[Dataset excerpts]
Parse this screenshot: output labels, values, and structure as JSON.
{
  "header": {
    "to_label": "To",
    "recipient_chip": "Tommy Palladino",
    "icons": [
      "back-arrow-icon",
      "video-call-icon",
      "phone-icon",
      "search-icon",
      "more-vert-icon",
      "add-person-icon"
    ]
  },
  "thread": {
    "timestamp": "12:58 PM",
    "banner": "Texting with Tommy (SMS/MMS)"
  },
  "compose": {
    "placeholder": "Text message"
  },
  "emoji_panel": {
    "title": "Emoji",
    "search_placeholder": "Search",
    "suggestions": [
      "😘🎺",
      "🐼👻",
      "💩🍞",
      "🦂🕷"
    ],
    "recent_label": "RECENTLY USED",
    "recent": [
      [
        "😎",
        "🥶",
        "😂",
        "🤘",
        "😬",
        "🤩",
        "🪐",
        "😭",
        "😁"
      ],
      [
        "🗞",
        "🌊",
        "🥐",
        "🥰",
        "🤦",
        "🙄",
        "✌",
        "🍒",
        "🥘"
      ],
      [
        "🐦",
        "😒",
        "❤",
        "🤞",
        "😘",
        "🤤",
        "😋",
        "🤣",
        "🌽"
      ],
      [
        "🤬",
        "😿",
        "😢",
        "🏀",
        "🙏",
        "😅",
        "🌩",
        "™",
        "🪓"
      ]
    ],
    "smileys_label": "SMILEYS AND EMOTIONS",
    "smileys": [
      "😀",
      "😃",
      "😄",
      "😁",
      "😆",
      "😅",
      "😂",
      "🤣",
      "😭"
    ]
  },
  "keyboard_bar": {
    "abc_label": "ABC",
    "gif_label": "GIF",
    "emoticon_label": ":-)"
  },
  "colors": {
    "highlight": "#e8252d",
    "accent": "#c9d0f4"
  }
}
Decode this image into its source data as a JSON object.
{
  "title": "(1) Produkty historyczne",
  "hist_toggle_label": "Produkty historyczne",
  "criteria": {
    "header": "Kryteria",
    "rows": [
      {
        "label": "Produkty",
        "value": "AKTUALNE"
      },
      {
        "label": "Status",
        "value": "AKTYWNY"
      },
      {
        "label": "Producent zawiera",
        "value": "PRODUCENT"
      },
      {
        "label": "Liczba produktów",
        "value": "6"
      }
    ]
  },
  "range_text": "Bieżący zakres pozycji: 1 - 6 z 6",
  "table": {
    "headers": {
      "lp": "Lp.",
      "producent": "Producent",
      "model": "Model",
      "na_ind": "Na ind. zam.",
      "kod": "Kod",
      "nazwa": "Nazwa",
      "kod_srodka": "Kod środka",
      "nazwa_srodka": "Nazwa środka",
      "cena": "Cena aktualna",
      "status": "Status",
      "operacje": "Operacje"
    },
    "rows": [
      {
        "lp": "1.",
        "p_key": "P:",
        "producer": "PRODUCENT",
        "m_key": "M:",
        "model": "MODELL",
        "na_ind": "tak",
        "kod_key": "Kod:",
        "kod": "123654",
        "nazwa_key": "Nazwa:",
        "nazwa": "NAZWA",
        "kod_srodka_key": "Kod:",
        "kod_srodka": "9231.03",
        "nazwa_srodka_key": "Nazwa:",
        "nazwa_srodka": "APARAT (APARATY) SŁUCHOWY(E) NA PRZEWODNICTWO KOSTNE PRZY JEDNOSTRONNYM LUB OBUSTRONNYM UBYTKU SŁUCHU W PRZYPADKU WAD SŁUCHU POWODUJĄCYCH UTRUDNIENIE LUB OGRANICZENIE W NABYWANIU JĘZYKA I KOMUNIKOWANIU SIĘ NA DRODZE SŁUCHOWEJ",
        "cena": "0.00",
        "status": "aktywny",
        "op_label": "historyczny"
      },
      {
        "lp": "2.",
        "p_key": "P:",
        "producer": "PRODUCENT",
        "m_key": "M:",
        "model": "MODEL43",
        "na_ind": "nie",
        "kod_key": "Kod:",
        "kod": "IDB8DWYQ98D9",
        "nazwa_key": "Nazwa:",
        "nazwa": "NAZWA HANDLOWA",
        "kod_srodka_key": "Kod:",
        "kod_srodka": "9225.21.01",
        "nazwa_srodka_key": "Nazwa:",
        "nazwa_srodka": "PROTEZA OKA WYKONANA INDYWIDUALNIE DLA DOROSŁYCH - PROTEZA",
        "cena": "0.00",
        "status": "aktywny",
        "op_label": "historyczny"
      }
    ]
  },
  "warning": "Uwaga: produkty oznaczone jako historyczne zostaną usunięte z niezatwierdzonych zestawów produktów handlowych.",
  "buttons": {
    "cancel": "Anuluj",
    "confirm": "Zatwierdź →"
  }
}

* _Goal_:
Report each line in the data that holds the word "Tommy".

* _Task output_:
    "recipient_chip": "Tommy Palladino",
    "banner": "Texting with Tommy (SMS/MMS)"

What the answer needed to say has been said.